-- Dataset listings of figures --

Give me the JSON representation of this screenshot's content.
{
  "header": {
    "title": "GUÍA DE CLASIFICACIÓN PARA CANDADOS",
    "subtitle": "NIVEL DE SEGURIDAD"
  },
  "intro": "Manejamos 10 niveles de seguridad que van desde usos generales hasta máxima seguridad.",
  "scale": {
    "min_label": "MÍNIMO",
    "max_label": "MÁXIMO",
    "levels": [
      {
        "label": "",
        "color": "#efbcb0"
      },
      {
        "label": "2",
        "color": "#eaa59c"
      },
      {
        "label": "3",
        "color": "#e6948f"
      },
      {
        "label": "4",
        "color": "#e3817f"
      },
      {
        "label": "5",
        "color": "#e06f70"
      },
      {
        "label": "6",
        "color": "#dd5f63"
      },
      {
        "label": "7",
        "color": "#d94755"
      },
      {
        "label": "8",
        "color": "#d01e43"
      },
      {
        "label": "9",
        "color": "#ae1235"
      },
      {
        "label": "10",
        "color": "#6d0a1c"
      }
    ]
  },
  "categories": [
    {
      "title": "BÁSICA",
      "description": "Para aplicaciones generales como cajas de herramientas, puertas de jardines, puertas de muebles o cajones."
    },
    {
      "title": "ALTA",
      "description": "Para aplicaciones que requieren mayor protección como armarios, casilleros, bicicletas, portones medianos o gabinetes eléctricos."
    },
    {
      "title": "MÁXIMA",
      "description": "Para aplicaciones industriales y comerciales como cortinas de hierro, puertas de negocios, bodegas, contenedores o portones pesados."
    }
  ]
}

-- Task brief --
Which lines include "puertas"? Copy each of them out.

-- Written response --
      "description": "Para aplicaciones generales como cajas de herramientas, puertas de jardines, puertas de muebles o cajones."
      "description": "Para aplicaciones industriales y comerciales como cortinas de hierro, puertas de negocios, bodegas, contenedores o portones pesados."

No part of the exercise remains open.